Goal:
Everything in the listing should be restated word for word.

Data records:
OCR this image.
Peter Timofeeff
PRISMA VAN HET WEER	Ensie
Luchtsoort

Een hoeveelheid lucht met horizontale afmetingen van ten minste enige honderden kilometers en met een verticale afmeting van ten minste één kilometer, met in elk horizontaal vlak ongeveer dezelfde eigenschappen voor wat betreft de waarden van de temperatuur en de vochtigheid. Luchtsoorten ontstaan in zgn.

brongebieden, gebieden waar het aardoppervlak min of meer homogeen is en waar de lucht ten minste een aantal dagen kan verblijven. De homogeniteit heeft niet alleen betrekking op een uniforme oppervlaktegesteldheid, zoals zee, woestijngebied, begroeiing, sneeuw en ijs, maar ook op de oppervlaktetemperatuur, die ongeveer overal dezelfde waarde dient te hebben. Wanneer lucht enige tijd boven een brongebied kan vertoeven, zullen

Full answer:
OCR this image.
Peter Timofeeff
PRISMA VAN HET WEER	Ensie
Luchtsoort

Een hoeveelheid lucht met horizontale afmetingen van ten minste enige honderden kilometers en met een verticale afmeting van ten minste één kilometer, met in elk horizontaal vlak ongeveer dezelfde eigenschappen voor wat betreft de waarden van de temperatuur en de vochtigheid. Luchtsoorten ontstaan in zgn.

brongebieden, gebieden waar het aardoppervlak min of meer homogeen is en waar de lucht ten minste een aantal dagen kan verblijven. De homogeniteit heeft niet alleen betrekking op een uniforme oppervlaktegesteldheid, zoals zee, woestijngebied, begroeiing, sneeuw en ijs, maar ook op de oppervlaktetemperatuur, die ongeveer overal dezelfde waarde dient te hebben. Wanneer lucht enige tijd boven een brongebied kan vertoeven, zullen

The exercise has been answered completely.